### Exercise aim
Please write out the complete listing that follows, exactly as it reads.

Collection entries
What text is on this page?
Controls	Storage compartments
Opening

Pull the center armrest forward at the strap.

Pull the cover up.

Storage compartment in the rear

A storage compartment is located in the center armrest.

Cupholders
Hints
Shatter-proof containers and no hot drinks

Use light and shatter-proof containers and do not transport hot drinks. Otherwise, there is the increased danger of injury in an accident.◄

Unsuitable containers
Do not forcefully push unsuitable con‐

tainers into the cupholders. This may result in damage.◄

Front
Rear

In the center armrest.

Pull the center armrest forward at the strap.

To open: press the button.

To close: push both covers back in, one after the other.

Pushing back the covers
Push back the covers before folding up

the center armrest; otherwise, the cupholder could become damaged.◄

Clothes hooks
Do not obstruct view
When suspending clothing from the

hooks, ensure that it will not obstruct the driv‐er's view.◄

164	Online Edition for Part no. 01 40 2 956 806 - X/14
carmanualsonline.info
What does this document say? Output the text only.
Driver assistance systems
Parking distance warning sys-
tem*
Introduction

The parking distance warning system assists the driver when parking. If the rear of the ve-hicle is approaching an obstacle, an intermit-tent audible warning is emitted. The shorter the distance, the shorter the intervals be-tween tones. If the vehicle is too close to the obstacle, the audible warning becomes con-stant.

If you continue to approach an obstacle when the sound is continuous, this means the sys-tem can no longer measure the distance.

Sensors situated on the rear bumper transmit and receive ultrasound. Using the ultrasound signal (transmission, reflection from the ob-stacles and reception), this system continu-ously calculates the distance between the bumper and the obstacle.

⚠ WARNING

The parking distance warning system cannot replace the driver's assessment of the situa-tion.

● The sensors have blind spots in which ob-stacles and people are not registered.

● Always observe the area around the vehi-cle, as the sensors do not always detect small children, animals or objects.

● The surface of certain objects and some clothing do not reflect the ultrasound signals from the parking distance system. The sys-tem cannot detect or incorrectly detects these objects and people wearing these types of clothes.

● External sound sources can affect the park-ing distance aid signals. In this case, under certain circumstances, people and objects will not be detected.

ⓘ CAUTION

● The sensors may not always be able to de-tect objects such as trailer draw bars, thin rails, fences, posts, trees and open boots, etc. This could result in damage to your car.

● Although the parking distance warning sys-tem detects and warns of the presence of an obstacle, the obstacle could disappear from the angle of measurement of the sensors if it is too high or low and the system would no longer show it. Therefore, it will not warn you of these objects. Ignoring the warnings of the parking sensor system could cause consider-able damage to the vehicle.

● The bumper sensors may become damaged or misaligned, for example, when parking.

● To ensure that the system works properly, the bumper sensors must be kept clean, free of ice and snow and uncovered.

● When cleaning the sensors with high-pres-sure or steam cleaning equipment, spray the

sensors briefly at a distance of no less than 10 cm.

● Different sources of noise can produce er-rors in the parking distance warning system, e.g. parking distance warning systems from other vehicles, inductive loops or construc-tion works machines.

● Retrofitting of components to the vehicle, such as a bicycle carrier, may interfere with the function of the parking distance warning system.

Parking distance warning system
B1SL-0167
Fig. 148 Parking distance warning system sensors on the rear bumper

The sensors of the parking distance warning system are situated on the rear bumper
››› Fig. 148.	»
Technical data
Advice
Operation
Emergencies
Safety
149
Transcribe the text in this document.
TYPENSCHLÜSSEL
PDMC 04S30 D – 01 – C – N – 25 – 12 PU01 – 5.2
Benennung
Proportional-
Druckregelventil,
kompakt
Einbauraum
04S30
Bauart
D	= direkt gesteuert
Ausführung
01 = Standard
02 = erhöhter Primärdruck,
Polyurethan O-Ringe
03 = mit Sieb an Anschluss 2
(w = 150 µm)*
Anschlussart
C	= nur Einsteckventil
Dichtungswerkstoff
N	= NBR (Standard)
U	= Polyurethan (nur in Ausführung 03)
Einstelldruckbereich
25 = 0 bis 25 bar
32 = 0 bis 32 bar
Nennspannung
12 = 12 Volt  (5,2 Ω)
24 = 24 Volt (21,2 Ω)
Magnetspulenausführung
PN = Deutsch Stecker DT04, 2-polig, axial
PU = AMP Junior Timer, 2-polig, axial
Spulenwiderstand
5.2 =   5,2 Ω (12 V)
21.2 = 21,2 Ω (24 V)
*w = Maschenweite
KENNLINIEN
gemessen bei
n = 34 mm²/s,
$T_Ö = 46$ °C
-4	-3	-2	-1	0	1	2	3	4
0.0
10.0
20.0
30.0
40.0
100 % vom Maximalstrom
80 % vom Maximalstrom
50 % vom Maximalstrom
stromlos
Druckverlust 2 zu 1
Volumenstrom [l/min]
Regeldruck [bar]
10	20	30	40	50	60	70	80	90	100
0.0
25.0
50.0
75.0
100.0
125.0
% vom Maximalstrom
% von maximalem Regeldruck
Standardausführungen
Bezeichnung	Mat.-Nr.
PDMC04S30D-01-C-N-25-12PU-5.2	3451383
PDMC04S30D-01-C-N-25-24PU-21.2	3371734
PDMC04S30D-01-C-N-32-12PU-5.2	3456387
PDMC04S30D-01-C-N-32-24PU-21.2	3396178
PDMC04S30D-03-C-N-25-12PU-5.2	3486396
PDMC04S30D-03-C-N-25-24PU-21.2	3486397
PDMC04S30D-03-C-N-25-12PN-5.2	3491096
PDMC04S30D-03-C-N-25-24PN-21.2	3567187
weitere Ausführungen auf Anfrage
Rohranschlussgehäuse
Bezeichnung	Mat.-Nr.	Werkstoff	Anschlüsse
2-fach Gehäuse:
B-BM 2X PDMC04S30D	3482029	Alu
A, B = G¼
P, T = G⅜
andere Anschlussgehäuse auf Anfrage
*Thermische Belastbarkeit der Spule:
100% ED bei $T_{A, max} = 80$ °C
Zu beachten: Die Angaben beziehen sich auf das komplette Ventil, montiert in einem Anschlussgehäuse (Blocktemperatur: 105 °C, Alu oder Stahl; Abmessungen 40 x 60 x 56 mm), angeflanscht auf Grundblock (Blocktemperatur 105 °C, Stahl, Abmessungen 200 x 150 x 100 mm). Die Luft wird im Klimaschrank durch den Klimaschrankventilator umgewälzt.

### Expected output
What text is on this page?
Controls	Storage compartments
Opening

Pull the center armrest forward at the strap.

Pull the cover up.

Storage compartment in the rear

A storage compartment is located in the center armrest.

Cupholders
Hints
Shatter-proof containers and no hot drinks

Use light and shatter-proof containers and do not transport hot drinks. Otherwise, there is the increased danger of injury in an accident.◄

Unsuitable containers
Do not forcefully push unsuitable con‐

tainers into the cupholders. This may result in damage.◄

Front
Rear

In the center armrest.

Pull the center armrest forward at the strap.

To open: press the button.

To close: push both covers back in, one after the other.

Pushing back the covers
Push back the covers before folding up

the center armrest; otherwise, the cupholder could become damaged.◄

Clothes hooks
Do not obstruct view
When suspending clothing from the

hooks, ensure that it will not obstruct the driv‐er's view.◄

164	Online Edition for Part no. 01 40 2 956 806 - X/14
carmanualsonline.info
What does this document say? Output the text only.
Driver assistance systems
Parking distance warning sys-
tem*
Introduction

The parking distance warning system assists the driver when parking. If the rear of the ve-hicle is approaching an obstacle, an intermit-tent audible warning is emitted. The shorter the distance, the shorter the intervals be-tween tones. If the vehicle is too close to the obstacle, the audible warning becomes con-stant.

If you continue to approach an obstacle when the sound is continuous, this means the sys-tem can no longer measure the distance.

Sensors situated on the rear bumper transmit and receive ultrasound. Using the ultrasound signal (transmission, reflection from the ob-stacles and reception), this system continu-ously calculates the distance between the bumper and the obstacle.

⚠ WARNING

The parking distance warning system cannot replace the driver's assessment of the situa-tion.

● The sensors have blind spots in which ob-stacles and people are not registered.

● Always observe the area around the vehi-cle, as the sensors do not always detect small children, animals or objects.

● The surface of certain objects and some clothing do not reflect the ultrasound signals from the parking distance system. The sys-tem cannot detect or incorrectly detects these objects and people wearing these types of clothes.

● External sound sources can affect the park-ing distance aid signals. In this case, under certain circumstances, people and objects will not be detected.

ⓘ CAUTION

● The sensors may not always be able to de-tect objects such as trailer draw bars, thin rails, fences, posts, trees and open boots, etc. This could result in damage to your car.

● Although the parking distance warning sys-tem detects and warns of the presence of an obstacle, the obstacle could disappear from the angle of measurement of the sensors if it is too high or low and the system would no longer show it. Therefore, it will not warn you of these objects. Ignoring the warnings of the parking sensor system could cause consider-able damage to the vehicle.

● The bumper sensors may become damaged or misaligned, for example, when parking.

● To ensure that the system works properly, the bumper sensors must be kept clean, free of ice and snow and uncovered.

● When cleaning the sensors with high-pres-sure or steam cleaning equipment, spray the

sensors briefly at a distance of no less than 10 cm.

● Different sources of noise can produce er-rors in the parking distance warning system, e.g. parking distance warning systems from other vehicles, inductive loops or construc-tion works machines.

● Retrofitting of components to the vehicle, such as a bicycle carrier, may interfere with the function of the parking distance warning system.

Parking distance warning system
B1SL-0167
Fig. 148 Parking distance warning system sensors on the rear bumper

The sensors of the parking distance warning system are situated on the rear bumper
››› Fig. 148.	»
Technical data
Advice
Operation
Emergencies
Safety
149
Transcribe the text in this document.
TYPENSCHLÜSSEL
PDMC 04S30 D – 01 – C – N – 25 – 12 PU01 – 5.2
Benennung
Proportional-
Druckregelventil,
kompakt
Einbauraum
04S30
Bauart
D	= direkt gesteuert
Ausführung
01 = Standard
02 = erhöhter Primärdruck,
Polyurethan O-Ringe
03 = mit Sieb an Anschluss 2
(w = 150 µm)*
Anschlussart
C	= nur Einsteckventil
Dichtungswerkstoff
N	= NBR (Standard)
U	= Polyurethan (nur in Ausführung 03)
Einstelldruckbereich
25 = 0 bis 25 bar
32 = 0 bis 32 bar
Nennspannung
12 = 12 Volt  (5,2 Ω)
24 = 24 Volt (21,2 Ω)
Magnetspulenausführung
PN = Deutsch Stecker DT04, 2-polig, axial
PU = AMP Junior Timer, 2-polig, axial
Spulenwiderstand
5.2 =   5,2 Ω (12 V)
21.2 = 21,2 Ω (24 V)
*w = Maschenweite
KENNLINIEN
gemessen bei
n = 34 mm²/s,
$T_Ö = 46$ °C
-4	-3	-2	-1	0	1	2	3	4
0.0
10.0
20.0
30.0
40.0
100 % vom Maximalstrom
80 % vom Maximalstrom
50 % vom Maximalstrom
stromlos
Druckverlust 2 zu 1
Volumenstrom [l/min]
Regeldruck [bar]
10	20	30	40	50	60	70	80	90	100
0.0
25.0
50.0
75.0
100.0
125.0
% vom Maximalstrom
% von maximalem Regeldruck
Standardausführungen
Bezeichnung	Mat.-Nr.
PDMC04S30D-01-C-N-25-12PU-5.2	3451383
PDMC04S30D-01-C-N-25-24PU-21.2	3371734
PDMC04S30D-01-C-N-32-12PU-5.2	3456387
PDMC04S30D-01-C-N-32-24PU-21.2	3396178
PDMC04S30D-03-C-N-25-12PU-5.2	3486396
PDMC04S30D-03-C-N-25-24PU-21.2	3486397
PDMC04S30D-03-C-N-25-12PN-5.2	3491096
PDMC04S30D-03-C-N-25-24PN-21.2	3567187
weitere Ausführungen auf Anfrage
Rohranschlussgehäuse
Bezeichnung	Mat.-Nr.	Werkstoff	Anschlüsse
2-fach Gehäuse:
B-BM 2X PDMC04S30D	3482029	Alu
A, B = G¼
P, T = G⅜
andere Anschlussgehäuse auf Anfrage
*Thermische Belastbarkeit der Spule:
100% ED bei $T_{A, max} = 80$ °C
Zu beachten: Die Angaben beziehen sich auf das komplette Ventil, montiert in einem Anschlussgehäuse (Blocktemperatur: 105 °C, Alu oder Stahl; Abmessungen 40 x 60 x 56 mm), angeflanscht auf Grundblock (Blocktemperatur 105 °C, Stahl, Abmessungen 200 x 150 x 100 mm). Die Luft wird im Klimaschrank durch den Klimaschrankventilator umgewälzt.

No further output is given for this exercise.